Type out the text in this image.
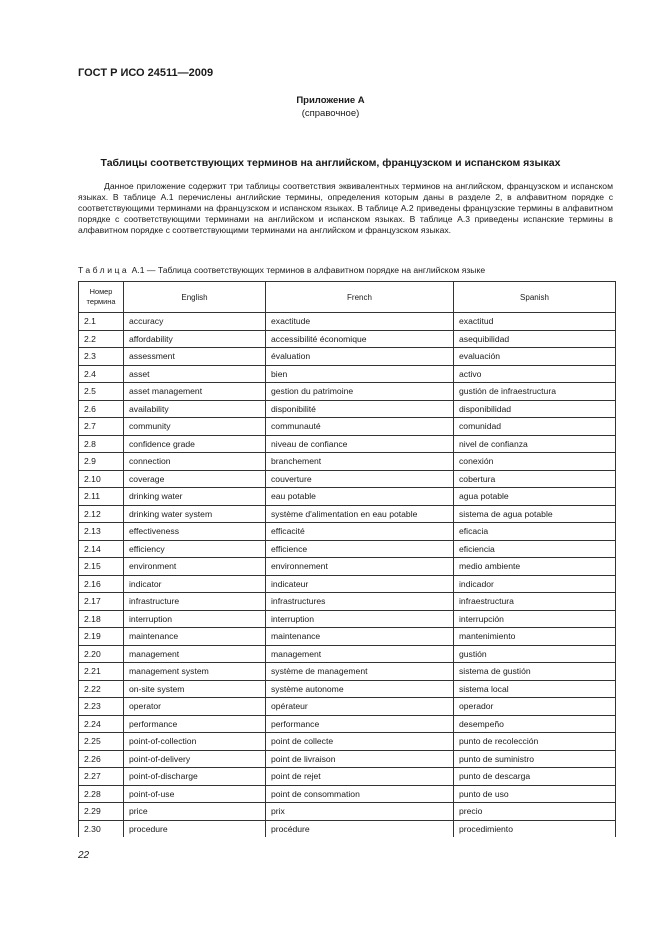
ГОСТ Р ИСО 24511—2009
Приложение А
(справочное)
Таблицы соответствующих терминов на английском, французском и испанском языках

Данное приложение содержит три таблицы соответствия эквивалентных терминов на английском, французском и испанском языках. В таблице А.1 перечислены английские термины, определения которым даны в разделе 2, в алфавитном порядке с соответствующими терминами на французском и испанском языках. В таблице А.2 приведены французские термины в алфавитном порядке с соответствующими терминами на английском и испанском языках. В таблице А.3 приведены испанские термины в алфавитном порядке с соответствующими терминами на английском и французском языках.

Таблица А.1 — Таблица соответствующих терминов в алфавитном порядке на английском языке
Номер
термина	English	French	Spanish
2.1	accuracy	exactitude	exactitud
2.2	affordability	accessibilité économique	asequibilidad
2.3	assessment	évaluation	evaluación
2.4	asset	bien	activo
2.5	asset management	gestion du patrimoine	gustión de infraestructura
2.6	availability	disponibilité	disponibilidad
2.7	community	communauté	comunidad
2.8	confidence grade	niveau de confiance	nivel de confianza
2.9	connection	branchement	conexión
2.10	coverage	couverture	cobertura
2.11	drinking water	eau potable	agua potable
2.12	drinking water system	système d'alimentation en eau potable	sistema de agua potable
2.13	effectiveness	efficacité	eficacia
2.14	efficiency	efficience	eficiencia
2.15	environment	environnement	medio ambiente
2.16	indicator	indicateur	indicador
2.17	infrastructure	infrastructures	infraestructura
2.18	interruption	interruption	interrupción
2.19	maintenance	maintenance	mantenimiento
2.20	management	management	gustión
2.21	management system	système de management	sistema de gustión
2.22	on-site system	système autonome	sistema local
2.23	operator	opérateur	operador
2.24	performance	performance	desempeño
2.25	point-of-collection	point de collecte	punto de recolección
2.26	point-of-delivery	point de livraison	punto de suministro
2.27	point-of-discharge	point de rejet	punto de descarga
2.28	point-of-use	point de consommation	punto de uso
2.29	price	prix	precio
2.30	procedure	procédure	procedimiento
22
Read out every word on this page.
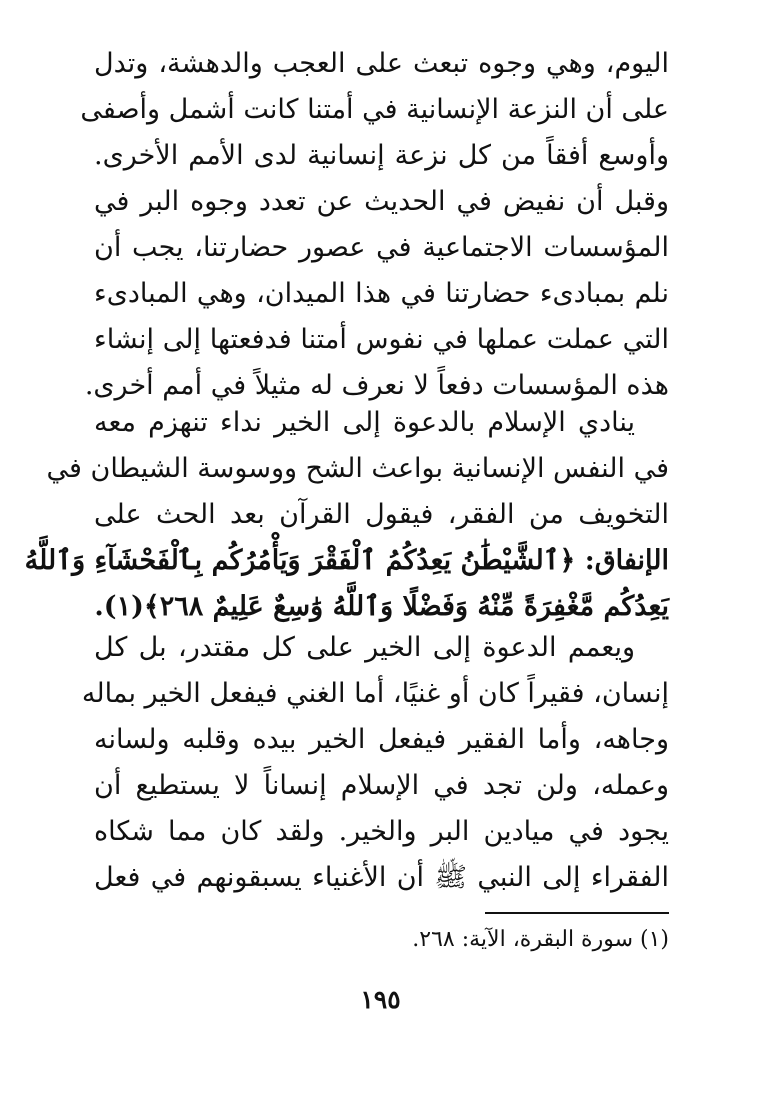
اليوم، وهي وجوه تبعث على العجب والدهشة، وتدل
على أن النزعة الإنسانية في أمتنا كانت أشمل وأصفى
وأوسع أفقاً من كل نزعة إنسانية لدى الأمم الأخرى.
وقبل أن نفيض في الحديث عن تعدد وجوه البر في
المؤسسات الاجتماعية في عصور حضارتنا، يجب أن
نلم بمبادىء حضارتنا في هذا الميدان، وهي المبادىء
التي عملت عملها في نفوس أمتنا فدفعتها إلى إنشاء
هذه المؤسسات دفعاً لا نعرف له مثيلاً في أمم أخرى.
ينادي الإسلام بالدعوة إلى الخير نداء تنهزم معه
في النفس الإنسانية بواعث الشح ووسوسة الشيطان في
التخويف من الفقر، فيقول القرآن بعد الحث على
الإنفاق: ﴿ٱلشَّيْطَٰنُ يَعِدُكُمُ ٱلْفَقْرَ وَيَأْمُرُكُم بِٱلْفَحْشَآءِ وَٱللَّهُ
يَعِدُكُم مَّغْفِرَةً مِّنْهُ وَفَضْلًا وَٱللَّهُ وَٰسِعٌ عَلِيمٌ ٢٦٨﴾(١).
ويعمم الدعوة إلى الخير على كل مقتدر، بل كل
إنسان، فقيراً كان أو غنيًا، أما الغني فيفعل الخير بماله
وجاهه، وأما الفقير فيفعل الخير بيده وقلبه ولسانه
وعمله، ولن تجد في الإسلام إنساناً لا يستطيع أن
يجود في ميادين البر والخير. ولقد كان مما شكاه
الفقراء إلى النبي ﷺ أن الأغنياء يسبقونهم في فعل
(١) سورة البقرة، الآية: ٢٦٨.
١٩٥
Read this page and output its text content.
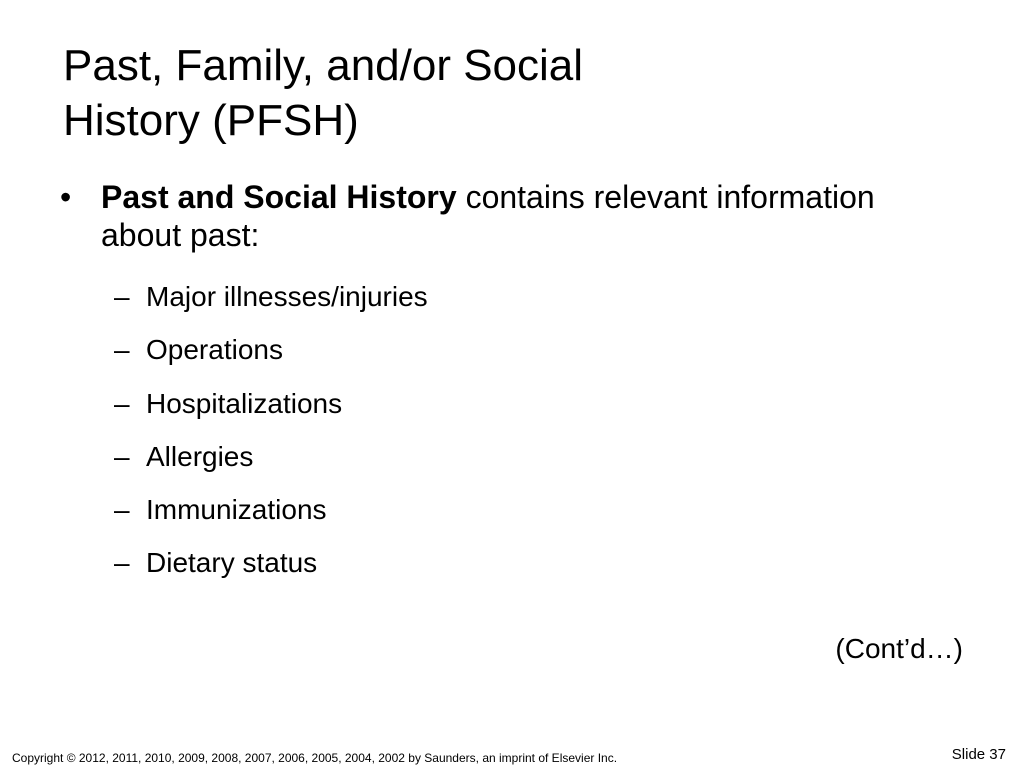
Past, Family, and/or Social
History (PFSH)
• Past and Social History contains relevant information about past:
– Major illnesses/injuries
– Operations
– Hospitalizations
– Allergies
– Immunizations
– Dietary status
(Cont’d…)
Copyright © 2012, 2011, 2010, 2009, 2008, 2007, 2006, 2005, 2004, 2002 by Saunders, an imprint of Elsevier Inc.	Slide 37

----

TASK - The records shown above are to be repeated exactly, with the pictures left out.

RESULT -
Type out the text in this image.
ГОСТ Р ИСО 24511—2009
Приложение А
(справочное)
Таблицы соответствующих терминов на английском, французском и испанском языках

Данное приложение содержит три таблицы соответствия эквивалентных терминов на английском, французском и испанском языках. В таблице А.1 перечислены английские термины, определения которым даны в разделе 2, в алфавитном порядке с соответствующими терминами на французском и испанском языках. В таблице А.2 приведены французские термины в алфавитном порядке с соответствующими терминами на английском и испанском языках. В таблице А.3 приведены испанские термины в алфавитном порядке с соответствующими терминами на английском и французском языках.

Таблица А.1 — Таблица соответствующих терминов в алфавитном порядке на английском языке
Номер
термина	English	French	Spanish
2.1	accuracy	exactitude	exactitud
2.2	affordability	accessibilité économique	asequibilidad
2.3	assessment	évaluation	evaluación
2.4	asset	bien	activo
2.5	asset management	gestion du patrimoine	gustión de infraestructura
2.6	availability	disponibilité	disponibilidad
2.7	community	communauté	comunidad
2.8	confidence grade	niveau de confiance	nivel de confianza
2.9	connection	branchement	conexión
2.10	coverage	couverture	cobertura
2.11	drinking water	eau potable	agua potable
2.12	drinking water system	système d'alimentation en eau potable	sistema de agua potable
2.13	effectiveness	efficacité	eficacia
2.14	efficiency	efficience	eficiencia
2.15	environment	environnement	medio ambiente
2.16	indicator	indicateur	indicador
2.17	infrastructure	infrastructures	infraestructura
2.18	interruption	interruption	interrupción
2.19	maintenance	maintenance	mantenimiento
2.20	management	management	gustión
2.21	management system	système de management	sistema de gustión
2.22	on-site system	système autonome	sistema local
2.23	operator	opérateur	operador
2.24	performance	performance	desempeño
2.25	point-of-collection	point de collecte	punto de recolección
2.26	point-of-delivery	point de livraison	punto de suministro
2.27	point-of-discharge	point de rejet	punto de descarga
2.28	point-of-use	point de consommation	punto de uso
2.29	price	prix	precio
2.30	procedure	procédure	procedimiento
22
Read out every word on this page.
اليوم، وهي وجوه تبعث على العجب والدهشة، وتدل
على أن النزعة الإنسانية في أمتنا كانت أشمل وأصفى
وأوسع أفقاً من كل نزعة إنسانية لدى الأمم الأخرى.
وقبل أن نفيض في الحديث عن تعدد وجوه البر في
المؤسسات الاجتماعية في عصور حضارتنا، يجب أن
نلم بمبادىء حضارتنا في هذا الميدان، وهي المبادىء
التي عملت عملها في نفوس أمتنا فدفعتها إلى إنشاء
هذه المؤسسات دفعاً لا نعرف له مثيلاً في أمم أخرى.
ينادي الإسلام بالدعوة إلى الخير نداء تنهزم معه
في النفس الإنسانية بواعث الشح ووسوسة الشيطان في
التخويف من الفقر، فيقول القرآن بعد الحث على
الإنفاق: ﴿ٱلشَّيْطَٰنُ يَعِدُكُمُ ٱلْفَقْرَ وَيَأْمُرُكُم بِٱلْفَحْشَآءِ وَٱللَّهُ
يَعِدُكُم مَّغْفِرَةً مِّنْهُ وَفَضْلًا وَٱللَّهُ وَٰسِعٌ عَلِيمٌ ٢٦٨﴾(١).
ويعمم الدعوة إلى الخير على كل مقتدر، بل كل
إنسان، فقيراً كان أو غنيًا، أما الغني فيفعل الخير بماله
وجاهه، وأما الفقير فيفعل الخير بيده وقلبه ولسانه
وعمله، ولن تجد في الإسلام إنساناً لا يستطيع أن
يجود في ميادين البر والخير. ولقد كان مما شكاه
الفقراء إلى النبي ﷺ أن الأغنياء يسبقونهم في فعل
(١) سورة البقرة، الآية: ٢٦٨.
١٩٥
Read this page and output its text content.
Past, Family, and/or Social
History (PFSH)
• Past and Social History contains relevant information about past:
– Major illnesses/injuries
– Operations
– Hospitalizations
– Allergies
– Immunizations
– Dietary status
(Cont’d…)
Copyright © 2012, 2011, 2010, 2009, 2008, 2007, 2006, 2005, 2004, 2002 by Saunders, an imprint of Elsevier Inc.	Slide 37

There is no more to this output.